Answer with one number only: the number of lines that include the word "τόσον".

[Lines of data]
►
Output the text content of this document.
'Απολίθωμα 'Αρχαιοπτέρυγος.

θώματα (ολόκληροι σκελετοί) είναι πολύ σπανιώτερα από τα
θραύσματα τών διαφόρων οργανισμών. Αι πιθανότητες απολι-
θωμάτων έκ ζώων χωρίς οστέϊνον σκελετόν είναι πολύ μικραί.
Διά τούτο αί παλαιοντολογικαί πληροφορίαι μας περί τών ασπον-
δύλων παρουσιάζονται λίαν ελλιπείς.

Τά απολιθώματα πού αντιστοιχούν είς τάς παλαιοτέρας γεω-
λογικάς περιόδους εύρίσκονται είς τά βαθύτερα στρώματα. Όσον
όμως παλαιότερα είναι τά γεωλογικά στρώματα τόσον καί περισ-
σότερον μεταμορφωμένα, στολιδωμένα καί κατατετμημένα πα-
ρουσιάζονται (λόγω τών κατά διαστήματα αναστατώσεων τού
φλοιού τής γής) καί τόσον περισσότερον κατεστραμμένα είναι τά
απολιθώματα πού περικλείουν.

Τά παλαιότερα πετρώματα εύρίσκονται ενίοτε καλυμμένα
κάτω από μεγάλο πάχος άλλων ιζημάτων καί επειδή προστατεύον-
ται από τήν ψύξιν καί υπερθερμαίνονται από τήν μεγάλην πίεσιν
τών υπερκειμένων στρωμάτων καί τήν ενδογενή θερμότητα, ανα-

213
◄
►
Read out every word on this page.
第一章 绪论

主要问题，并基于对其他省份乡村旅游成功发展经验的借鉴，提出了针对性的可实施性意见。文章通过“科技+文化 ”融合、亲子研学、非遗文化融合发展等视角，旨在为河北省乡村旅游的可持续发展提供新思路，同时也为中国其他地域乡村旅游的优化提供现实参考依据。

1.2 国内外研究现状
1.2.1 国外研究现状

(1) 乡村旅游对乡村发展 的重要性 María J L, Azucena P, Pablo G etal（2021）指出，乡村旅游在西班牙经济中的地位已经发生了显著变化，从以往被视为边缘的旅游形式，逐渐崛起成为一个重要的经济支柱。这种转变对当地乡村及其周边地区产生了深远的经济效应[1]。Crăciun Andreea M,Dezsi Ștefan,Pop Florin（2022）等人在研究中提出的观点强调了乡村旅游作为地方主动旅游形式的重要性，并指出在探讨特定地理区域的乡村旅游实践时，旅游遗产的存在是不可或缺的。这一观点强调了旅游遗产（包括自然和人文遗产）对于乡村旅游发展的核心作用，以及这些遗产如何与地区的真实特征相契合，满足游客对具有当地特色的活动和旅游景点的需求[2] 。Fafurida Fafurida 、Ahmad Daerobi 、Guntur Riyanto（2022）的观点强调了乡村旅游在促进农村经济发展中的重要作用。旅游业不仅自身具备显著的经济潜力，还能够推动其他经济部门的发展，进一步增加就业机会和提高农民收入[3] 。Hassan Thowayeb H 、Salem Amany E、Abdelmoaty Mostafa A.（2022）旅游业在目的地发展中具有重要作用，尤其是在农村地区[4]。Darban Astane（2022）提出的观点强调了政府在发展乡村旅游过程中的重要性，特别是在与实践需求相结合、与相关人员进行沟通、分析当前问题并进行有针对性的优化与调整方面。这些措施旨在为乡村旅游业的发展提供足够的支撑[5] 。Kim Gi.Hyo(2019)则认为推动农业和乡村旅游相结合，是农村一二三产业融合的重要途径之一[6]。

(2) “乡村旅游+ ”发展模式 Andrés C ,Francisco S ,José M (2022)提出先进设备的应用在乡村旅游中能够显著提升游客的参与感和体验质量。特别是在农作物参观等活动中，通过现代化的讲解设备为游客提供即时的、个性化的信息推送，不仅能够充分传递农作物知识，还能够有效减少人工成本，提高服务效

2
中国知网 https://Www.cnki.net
◄
◆ Exercise response
2